Assignment: Would you please give all the lines below again, exactly as they stand?

** Exercise data follows **

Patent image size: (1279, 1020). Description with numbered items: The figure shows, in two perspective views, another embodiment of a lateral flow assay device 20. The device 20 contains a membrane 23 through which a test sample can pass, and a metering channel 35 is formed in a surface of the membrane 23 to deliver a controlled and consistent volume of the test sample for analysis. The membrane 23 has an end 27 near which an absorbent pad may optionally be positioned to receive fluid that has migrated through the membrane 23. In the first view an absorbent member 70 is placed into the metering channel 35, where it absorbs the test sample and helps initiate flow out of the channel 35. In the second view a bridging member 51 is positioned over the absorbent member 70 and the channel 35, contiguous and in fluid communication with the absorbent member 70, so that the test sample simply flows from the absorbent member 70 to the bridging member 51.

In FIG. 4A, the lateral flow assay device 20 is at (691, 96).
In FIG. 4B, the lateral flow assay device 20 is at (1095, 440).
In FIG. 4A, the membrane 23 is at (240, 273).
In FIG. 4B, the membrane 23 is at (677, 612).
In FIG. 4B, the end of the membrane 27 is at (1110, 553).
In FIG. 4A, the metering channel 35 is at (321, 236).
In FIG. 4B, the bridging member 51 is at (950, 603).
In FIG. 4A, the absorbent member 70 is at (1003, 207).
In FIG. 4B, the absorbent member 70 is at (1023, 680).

** End of Exercise data **

Solved problem:
Patent image size: (1279, 1020). Description with numbered items: The figure shows, in two perspective views, another embodiment of a lateral flow assay device 20. The device 20 contains a membrane 23 through which a test sample can pass, and a metering channel 35 is formed in a surface of the membrane 23 to deliver a controlled and consistent volume of the test sample for analysis. The membrane 23 has an end 27 near which an absorbent pad may optionally be positioned to receive fluid that has migrated through the membrane 23. In the first view an absorbent member 70 is placed into the metering channel 35, where it absorbs the test sample and helps initiate flow out of the channel 35. In the second view a bridging member 51 is positioned over the absorbent member 70 and the channel 35, contiguous and in fluid communication with the absorbent member 70, so that the test sample simply flows from the absorbent member 70 to the bridging member 51.

In FIG. 4A, the lateral flow assay device 20 is at (691, 96).
In FIG. 4B, the lateral flow assay device 20 is at (1095, 440).
In FIG. 4A, the membrane 23 is at (240, 273).
In FIG. 4B, the membrane 23 is at (677, 612).
In FIG. 4B, the end of the membrane 27 is at (1110, 553).
In FIG. 4A, the metering channel 35 is at (321, 236).
In FIG. 4B, the bridging member 51 is at (950, 603).
In FIG. 4A, the absorbent member 70 is at (1003, 207).
In FIG. 4B, the absorbent member 70 is at (1023, 680).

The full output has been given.